◆ Exercise aim ◆
Find the lines below in which the string "diet" occurs. Copy each one.

◆ Data in this exercise ◆
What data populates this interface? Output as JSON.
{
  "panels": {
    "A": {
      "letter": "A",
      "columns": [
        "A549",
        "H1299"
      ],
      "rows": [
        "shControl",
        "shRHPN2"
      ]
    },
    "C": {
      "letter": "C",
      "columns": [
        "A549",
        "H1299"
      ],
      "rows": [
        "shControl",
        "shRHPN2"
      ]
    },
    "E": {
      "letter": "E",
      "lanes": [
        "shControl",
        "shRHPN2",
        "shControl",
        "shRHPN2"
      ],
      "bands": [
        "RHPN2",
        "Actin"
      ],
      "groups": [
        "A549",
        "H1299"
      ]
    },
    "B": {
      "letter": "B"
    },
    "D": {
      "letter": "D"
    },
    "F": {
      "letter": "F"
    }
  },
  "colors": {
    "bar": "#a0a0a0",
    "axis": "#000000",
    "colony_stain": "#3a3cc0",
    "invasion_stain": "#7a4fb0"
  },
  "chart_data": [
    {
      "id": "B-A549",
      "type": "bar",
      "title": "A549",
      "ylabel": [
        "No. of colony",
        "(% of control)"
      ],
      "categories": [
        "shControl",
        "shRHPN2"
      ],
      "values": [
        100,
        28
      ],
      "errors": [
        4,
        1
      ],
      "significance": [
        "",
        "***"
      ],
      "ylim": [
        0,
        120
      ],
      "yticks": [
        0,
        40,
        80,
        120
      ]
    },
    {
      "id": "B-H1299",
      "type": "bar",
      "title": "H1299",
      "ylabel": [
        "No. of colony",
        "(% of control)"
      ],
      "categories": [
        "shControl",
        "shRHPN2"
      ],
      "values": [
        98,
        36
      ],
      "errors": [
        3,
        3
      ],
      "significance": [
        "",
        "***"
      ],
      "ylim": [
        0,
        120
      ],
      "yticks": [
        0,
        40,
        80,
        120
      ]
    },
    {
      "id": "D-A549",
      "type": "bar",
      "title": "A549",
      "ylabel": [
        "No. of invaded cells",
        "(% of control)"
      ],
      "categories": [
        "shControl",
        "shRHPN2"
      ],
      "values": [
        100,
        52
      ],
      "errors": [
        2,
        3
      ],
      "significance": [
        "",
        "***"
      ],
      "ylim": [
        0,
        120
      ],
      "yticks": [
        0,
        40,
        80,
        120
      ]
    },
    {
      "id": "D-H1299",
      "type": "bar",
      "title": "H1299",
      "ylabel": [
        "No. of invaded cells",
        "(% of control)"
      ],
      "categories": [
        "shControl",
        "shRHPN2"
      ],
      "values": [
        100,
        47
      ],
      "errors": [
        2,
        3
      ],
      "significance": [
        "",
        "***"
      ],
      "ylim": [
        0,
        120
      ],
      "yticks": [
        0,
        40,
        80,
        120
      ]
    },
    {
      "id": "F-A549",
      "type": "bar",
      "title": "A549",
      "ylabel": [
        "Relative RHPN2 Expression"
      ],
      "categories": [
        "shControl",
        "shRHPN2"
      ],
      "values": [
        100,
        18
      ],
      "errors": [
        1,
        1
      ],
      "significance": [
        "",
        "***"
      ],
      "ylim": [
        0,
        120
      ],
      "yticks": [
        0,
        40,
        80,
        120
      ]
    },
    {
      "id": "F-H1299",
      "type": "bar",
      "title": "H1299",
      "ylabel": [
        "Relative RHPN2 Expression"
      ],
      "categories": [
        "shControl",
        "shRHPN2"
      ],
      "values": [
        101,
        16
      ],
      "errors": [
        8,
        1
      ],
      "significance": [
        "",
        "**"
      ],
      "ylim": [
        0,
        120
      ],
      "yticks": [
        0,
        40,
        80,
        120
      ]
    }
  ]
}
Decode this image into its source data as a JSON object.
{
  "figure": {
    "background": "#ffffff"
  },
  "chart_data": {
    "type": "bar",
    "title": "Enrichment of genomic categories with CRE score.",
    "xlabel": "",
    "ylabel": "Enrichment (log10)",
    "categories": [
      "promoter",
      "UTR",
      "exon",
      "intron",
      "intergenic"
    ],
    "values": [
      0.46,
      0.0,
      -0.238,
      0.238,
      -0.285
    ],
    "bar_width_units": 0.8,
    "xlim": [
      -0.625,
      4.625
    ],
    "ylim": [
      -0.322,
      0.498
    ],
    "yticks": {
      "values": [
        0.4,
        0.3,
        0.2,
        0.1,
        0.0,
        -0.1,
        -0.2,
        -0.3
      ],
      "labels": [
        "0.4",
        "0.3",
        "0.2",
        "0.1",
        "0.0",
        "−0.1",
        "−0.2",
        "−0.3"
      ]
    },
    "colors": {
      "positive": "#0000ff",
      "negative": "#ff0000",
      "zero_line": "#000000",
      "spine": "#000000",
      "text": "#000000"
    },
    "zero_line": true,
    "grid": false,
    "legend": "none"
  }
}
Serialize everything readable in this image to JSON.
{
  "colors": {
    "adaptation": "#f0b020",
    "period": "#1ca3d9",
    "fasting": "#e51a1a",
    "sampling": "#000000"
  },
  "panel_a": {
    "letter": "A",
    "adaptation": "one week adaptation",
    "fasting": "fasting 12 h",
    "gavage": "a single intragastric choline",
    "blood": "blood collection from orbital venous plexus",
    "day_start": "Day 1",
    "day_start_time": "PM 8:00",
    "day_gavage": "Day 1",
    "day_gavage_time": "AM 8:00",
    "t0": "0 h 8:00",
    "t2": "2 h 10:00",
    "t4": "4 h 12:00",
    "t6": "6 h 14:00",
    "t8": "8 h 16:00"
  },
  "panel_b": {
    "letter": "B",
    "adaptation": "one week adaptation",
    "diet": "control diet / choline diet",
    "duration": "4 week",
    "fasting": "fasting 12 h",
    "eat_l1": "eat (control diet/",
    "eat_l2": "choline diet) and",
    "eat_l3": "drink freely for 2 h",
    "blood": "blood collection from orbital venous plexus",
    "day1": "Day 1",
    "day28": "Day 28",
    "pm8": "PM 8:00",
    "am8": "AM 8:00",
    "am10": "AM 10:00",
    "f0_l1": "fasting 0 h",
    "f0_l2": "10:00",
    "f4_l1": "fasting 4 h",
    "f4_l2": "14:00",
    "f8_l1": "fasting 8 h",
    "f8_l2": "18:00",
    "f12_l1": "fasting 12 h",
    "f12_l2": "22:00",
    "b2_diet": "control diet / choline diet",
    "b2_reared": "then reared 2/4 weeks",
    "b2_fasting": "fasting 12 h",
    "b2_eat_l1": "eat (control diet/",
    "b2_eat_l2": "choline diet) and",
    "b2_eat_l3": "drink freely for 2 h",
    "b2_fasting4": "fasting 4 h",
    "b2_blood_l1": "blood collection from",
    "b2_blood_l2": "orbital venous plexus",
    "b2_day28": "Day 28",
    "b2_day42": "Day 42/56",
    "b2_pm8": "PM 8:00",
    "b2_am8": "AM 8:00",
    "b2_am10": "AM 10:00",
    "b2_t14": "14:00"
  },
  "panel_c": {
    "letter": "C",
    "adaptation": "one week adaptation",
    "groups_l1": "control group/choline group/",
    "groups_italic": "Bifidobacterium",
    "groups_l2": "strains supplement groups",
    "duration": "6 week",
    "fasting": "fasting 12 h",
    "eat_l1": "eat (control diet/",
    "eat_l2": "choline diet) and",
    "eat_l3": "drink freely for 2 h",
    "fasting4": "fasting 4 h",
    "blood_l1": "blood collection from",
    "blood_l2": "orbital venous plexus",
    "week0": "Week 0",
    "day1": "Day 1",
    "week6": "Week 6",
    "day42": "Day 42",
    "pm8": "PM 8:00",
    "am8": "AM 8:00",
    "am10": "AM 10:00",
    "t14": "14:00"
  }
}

◆ Output ◆
    "diet": "control diet / choline diet",
    "eat_l1": "eat (control diet/",
    "eat_l2": "choline diet) and",
    "b2_diet": "control diet / choline diet",
    "b2_eat_l1": "eat (control diet/",
    "b2_eat_l2": "choline diet) and",
    "eat_l1": "eat (control diet/",
    "eat_l2": "choline diet) and",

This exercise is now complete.